> **TEXT SEGMENT**
Little Sister and I noticed in the morning that God had answered one of her specific prayers from the night before.

While we were at the store and brothers #2 & 3 were debating which Matchbox car to buy with their hard-earned money, brother #1 noticed a car dropped on the floor and (without asking) picked it up and put it away on the shelf. For some kids this might be an easy, everyday occurrence – nothing worth noting – but for him it is not, and I was so pleased to see it.

I had a long-overdue conversation with one brother about how to speak in a way that would not frustrate his younger brother and it appeared that we made some progress.

Little Sister received a much-needed consequence for teasing a brother; something I had been putting off for far too long.

I found some time alone with brother #3 and we were able to talk through a fear he was facing.

And, finally, during my frazzled checkout experience at the grocery store, I was able to explain the situation to our older boys, ask for their help, and watch them each do exactly as I asked without complaining. One of them unloaded groceries from the cart to the scanning area, another took the filled bags back to the cart, and the third kept the Wandering Toddler in his seat.

So what is the point in all of this? First of all, contrary to the firmly held belief of one overly-dramatic child in our family, one bad experience does not a Failed Day make.

Secondly, school is not everything. Now, I am not normally the type who needs to be reminded of this. Our homeschool has generally been more on the “wild & free” end of the spectrum rather than the “recreate a classroom” end, partially on purpose but partially out of necessity during all the exhausting years of pregnancy and sleep-less newborns. But this year, with no pregnancy or newborns in sight, I have been pushing myself to be more diligent at our work, which makes it a little more frustrating when a day doesn’t go as planned.

Therefore the reminder to myself: there is more, much more, to life than school accomplishments. These moments that I spend coaching attitudes and modeling behaviors and teaching correct responses to difficult situations – these moments of character training at home are ultimately worth far more in the long run than my child’s understanding of long division.

> **DATA EXTRACT**

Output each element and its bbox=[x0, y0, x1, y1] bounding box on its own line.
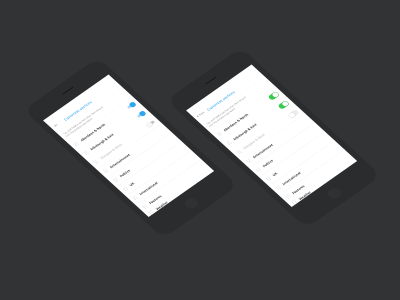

> **PROBLEM TO WORK ON**
Resume the homeschooling essay after its last sentence and keep it going in the same voice. The listing has no connection to the text.

> **EXERCISE OUTPUT**
A day spent training character is a day well spent.

homeschool boy standing by a pond

Often we homeschoolers will proudly declare that we want to spend this time all-day-every-day with our children so that we can shape their character and teach them morals, but when it comes down to it, do we begrudge the time that it takes? I know I often do. “Why can’t you just stop teasing your brother so we can get through this science book??” It’s easy to say that character training at home is most important, but not so easy to stop in the middle of your day, put the book aside, and actually do it.

Character training will never come up in a standardized test and doesn’t have grade levels. You don’t get accolades from friends and family for making it to the state level of Gentleness League or Self-Control Bowl. We don’t get the satisfaction of completing a course in Kindness, wiping our hands, and saying, “Well, that’s done!” It’s also a very, very long game in which we may not see fruit for months or years or even decades. And did I mention it’s hard? No wonder public schools don’t even try!

No one but a parent would ever have the patience for something like this. No one but God would be able to empower said parent to keep going after the sudden realization that their personal store of patience for the day is utterly gone and we haven’t even finished breakfast.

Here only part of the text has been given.